[Data records]
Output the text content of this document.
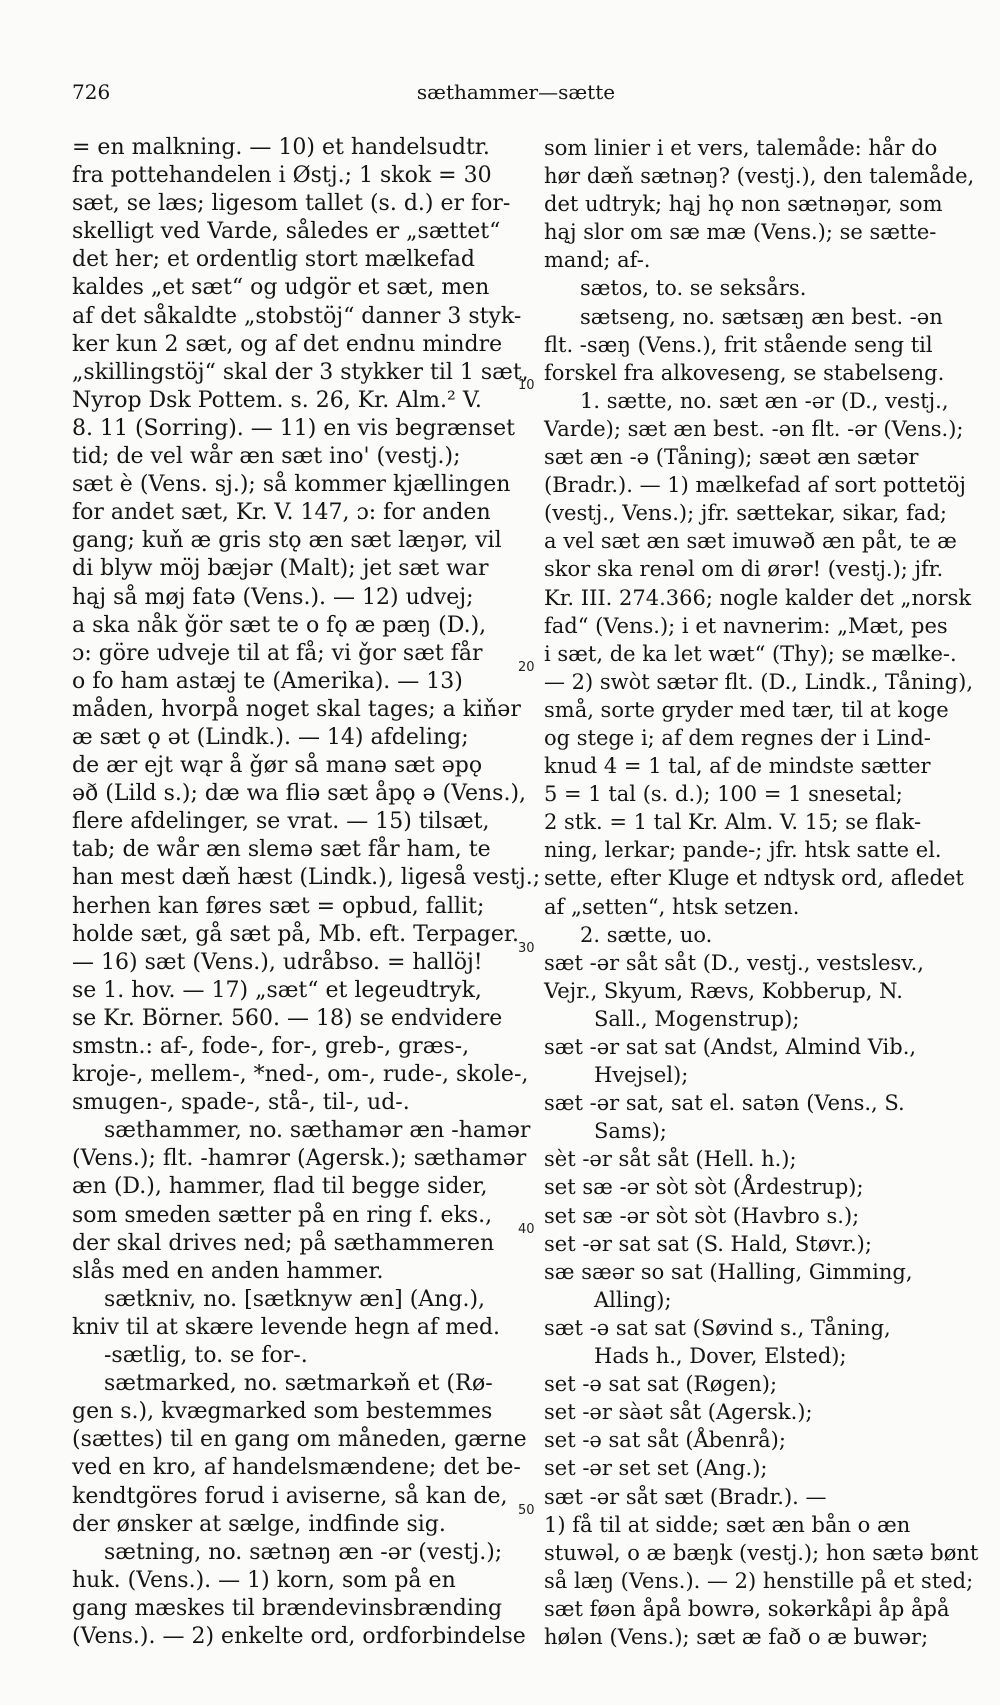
726	sæthammer—sætte
= en malkning. — 10) et handelsudtr.
fra pottehandelen i Østj.; 1 skok = 30
sæt, se læs; ligesom tallet (s. d.) er for-
skelligt ved Varde, således er „sættet“
det her; et ordentlig stort mælkefad
kaldes „et sæt“ og udgör et sæt, men
af det såkaldte „stobstöj“ danner 3 styk-
ker kun 2 sæt, og af det endnu mindre
„skillingstöj“ skal der 3 stykker til 1 sæt,
Nyrop Dsk Pottem. s. 26, Kr. Alm.² V.
8. 11 (Sorring). — 11) en vis begrænset
tid; de vel wår æn sæt ino' (vestj.);
sæt è (Vens. sj.); så kommer kjællingen
for andet sæt, Kr. V. 147, ɔ: for anden
gang; kuň æ gris stǫ æn sæt læŋər, vil
di blyw möj bæjər (Malt); jet sæt war
hąj så møj fatə (Vens.). — 12) udvej;
a ska nåk ǧör sæt te o fǫ æ pæŋ (D.),
ɔ: göre udveje til at få; vi ǧor sæt får
o fo ham astæj te (Amerika). — 13)
måden, hvorpå noget skal tages; a kiňər
æ sæt ǫ ət (Lindk.). — 14) afdeling;
de ær ejt wąr å ǧør så manə sæt əpǫ
əð (Lild s.); dæ wa fliə sæt åpǫ ə (Vens.),
flere afdelinger, se vrat. — 15) tilsæt,
tab; de wår æn slemə sæt får ham, te
han mest dæň hæst (Lindk.), ligeså vestj.;
herhen kan føres sæt = opbud, fallit;
holde sæt, gå sæt på, Mb. eft. Terpager.
— 16) sæt (Vens.), udråbso. = hallöj!
se 1. hov. — 17) „sæt“ et legeudtryk,
se Kr. Börner. 560. — 18) se endvidere
smstn.: af-, fode-, for-, greb-, græs-,
kroje-, mellem-, *ned-, om-, rude-, skole-,
smugen-, spade-, stå-, til-, ud-.
sæthammer, no. sæthamər æn -hamər
(Vens.); flt. -hamrər (Agersk.); sæthamər
æn (D.), hammer, flad til begge sider,
som smeden sætter på en ring f. eks.,
der skal drives ned; på sæthammeren
slås med en anden hammer.
sætkniv, no. [sætknyw æn] (Ang.),
kniv til at skære levende hegn af med.
-sætlig, to. se for-.
sætmarked, no. sætmarkəň et (Rø-
gen s.), kvægmarked som bestemmes
(sættes) til en gang om måneden, gærne
ved en kro, af handelsmændene; det be-
kendtgöres forud i aviserne, så kan de,
der ønsker at sælge, indfinde sig.
sætning, no. sætnəŋ æn -ər (vestj.);
huk. (Vens.). — 1) korn, som på en
gang mæskes til brændevinsbrænding
(Vens.). — 2) enkelte ord, ordforbindelse
som linier i et vers, talemåde: hår do
hør dæň sætnəŋ? (vestj.), den talemåde,
det udtryk; hąj hǫ non sætnəŋər, som
hąj slor om sæ mæ (Vens.); se sætte-
mand; af-.
sætos, to. se seksårs.
sætseng, no. sætsæŋ æn best. -ən
flt. -sæŋ (Vens.), frit stående seng til
forskel fra alkoveseng, se stabelseng.
1. sætte, no. sæt æn -ər (D., vestj.,
Varde); sæt æn best. -ən flt. -ər (Vens.);
sæt æn -ə (Tåning); sæət æn sætər
(Bradr.). — 1) mælkefad af sort pottetöj
(vestj., Vens.); jfr. sættekar, sikar, fad;
a vel sæt æn sæt imuwəð æn påt, te æ
skor ska renəl om di ørər! (vestj.); jfr.
Kr. III. 274.366; nogle kalder det „norsk
fad“ (Vens.); i et navnerim: „Mæt, pes
i sæt, de ka let wæt“ (Thy); se mælke-.
— 2) swòt sætər flt. (D., Lindk., Tåning),
små, sorte gryder med tær, til at koge
og stege i; af dem regnes der i Lind-
knud 4 = 1 tal, af de mindste sætter
5 = 1 tal (s. d.); 100 = 1 snesetal;
2 stk. = 1 tal Kr. Alm. V. 15; se flak-
ning, lerkar; pande-; jfr. htsk satte el.
sette, efter Kluge et ndtysk ord, afledet
af „setten“, htsk setzen.
2. sætte, uo.
sæt -ər såt såt (D., vestj., vestslesv.,
Vejr., Skyum, Rævs, Kobberup, N.
Sall., Mogenstrup);
sæt -ər sat sat (Andst, Almind Vib.,
Hvejsel);
sæt -ər sat, sat el. satən (Vens., S.
Sams);
sèt -ər såt såt (Hell. h.);
set sæ -ər sòt sòt (Årdestrup);
set sæ -ər sòt sòt (Havbro s.);
set -ər sat sat (S. Hald, Støvr.);
sæ sæər so sat (Halling, Gimming,
Alling);
sæt -ə sat sat (Søvind s., Tåning,
Hads h., Dover, Elsted);
set -ə sat sat (Røgen);
set -ər sàət såt (Agersk.);
set -ə sat såt (Åbenrå);
set -ər set set (Ang.);
sæt -ər såt sæt (Bradr.). —
1) få til at sidde; sæt æn bån o æn
stuwəl, o æ bæŋk (vestj.); hon sætə bønt
så læŋ (Vens.). — 2) henstille på et sted;
sæt føən åpå bowrə, sokərkåpi åp åpå
hølən (Vens.); sæt æ fað o æ buwər;
10
20
30
40
50
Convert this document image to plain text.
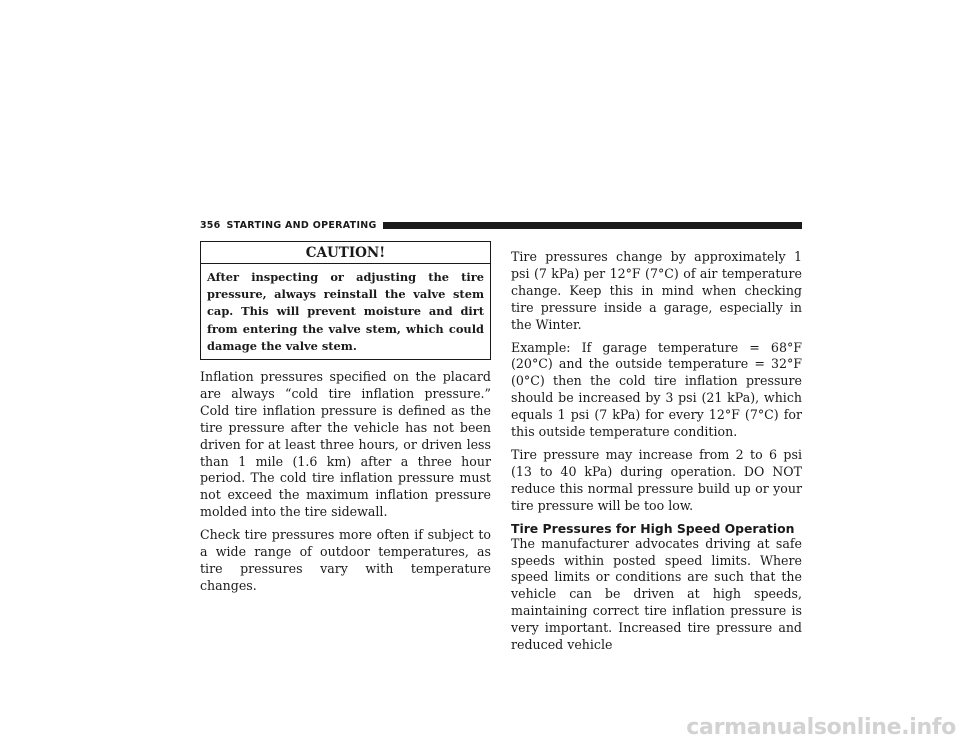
356 STARTING AND OPERATING
CAUTION!
After inspecting or adjusting the tire pressure, always reinstall the valve stem cap. This will prevent moisture and dirt from entering the valve stem, which could damage the valve stem.

Inflation pressures specified on the placard are always “cold tire inflation pressure.” Cold tire inflation pressure is defined as the tire pressure after the vehicle has not been driven for at least three hours, or driven less than 1 mile (1.6 km) after a three hour period. The cold tire inflation pressure must not exceed the maximum inflation pressure molded into the tire sidewall.

Check tire pressures more often if subject to a wide range of outdoor temperatures, as tire pressures vary with temperature changes.

Tire pressures change by approximately 1 psi (7 kPa) per 12°F (7°C) of air temperature change. Keep this in mind when checking tire pressure inside a garage, especially in the Winter.

Example: If garage temperature = 68°F (20°C) and the outside temperature = 32°F (0°C) then the cold tire inflation pressure should be increased by 3 psi (21 kPa), which equals 1 psi (7 kPa) for every 12°F (7°C) for this outside temperature condition.

Tire pressure may increase from 2 to 6 psi (13 to 40 kPa) during operation. DO NOT reduce this normal pressure build up or your tire pressure will be too low.

Tire Pressures for High Speed Operation

The manufacturer advocates driving at safe speeds within posted speed limits. Where speed limits or conditions are such that the vehicle can be driven at high speeds, maintaining correct tire inflation pressure is very important. Increased tire pressure and reduced vehicle

carmanualsonline.info
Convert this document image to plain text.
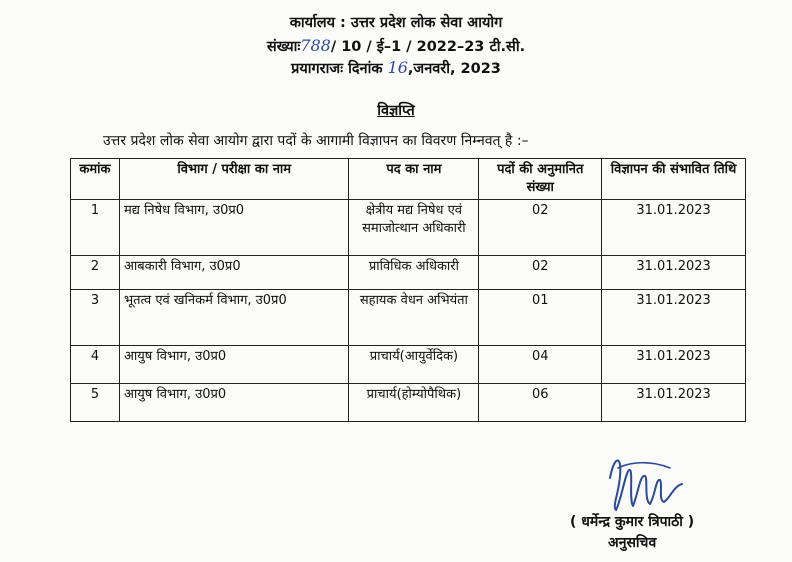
कार्यालय : उत्तर प्रदेश लोक सेवा आयोग
संख्याः788/ 10 / ई–1 / 2022–23 टी.सी.
प्रयागराजः दिनांक 16,जनवरी, 2023
विज्ञप्ति
उत्तर प्रदेश लोक सेवा आयोग द्वारा पदों के आगामी विज्ञापन का विवरण निम्नवत् है :–
कमांक	विभाग / परीक्षा का नाम	पद का नाम	पदों की अनुमानित संख्या	विज्ञापन की संभावित तिथि
1	मद्य निषेध विभाग, उ0प्र0	क्षेत्रीय मद्य निषेध एवं समाजोत्थान अधिकारी	02	31.01.2023
2	आबकारी विभाग, उ0प्र0	प्राविधिक अधिकारी	02	31.01.2023
3	भूतत्व एवं खनिकर्म विभाग, उ0प्र0	सहायक वेधन अभियंता	01	31.01.2023
4	आयुष विभाग, उ0प्र0	प्राचार्य(आयुर्वेदिक)	04	31.01.2023
5	आयुष विभाग, उ0प्र0	प्राचार्य(होम्योपैथिक)	06	31.01.2023
( धर्मेन्द्र कुमार त्रिपाठी )
अनुसचिव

OBJECTIVE
Search the data above for the string "anden" and copy each line that has it.

WRITTEN SOLUTION
for andet sæt, Kr. V. 147, ɔ: for anden
slås med en anden hammer.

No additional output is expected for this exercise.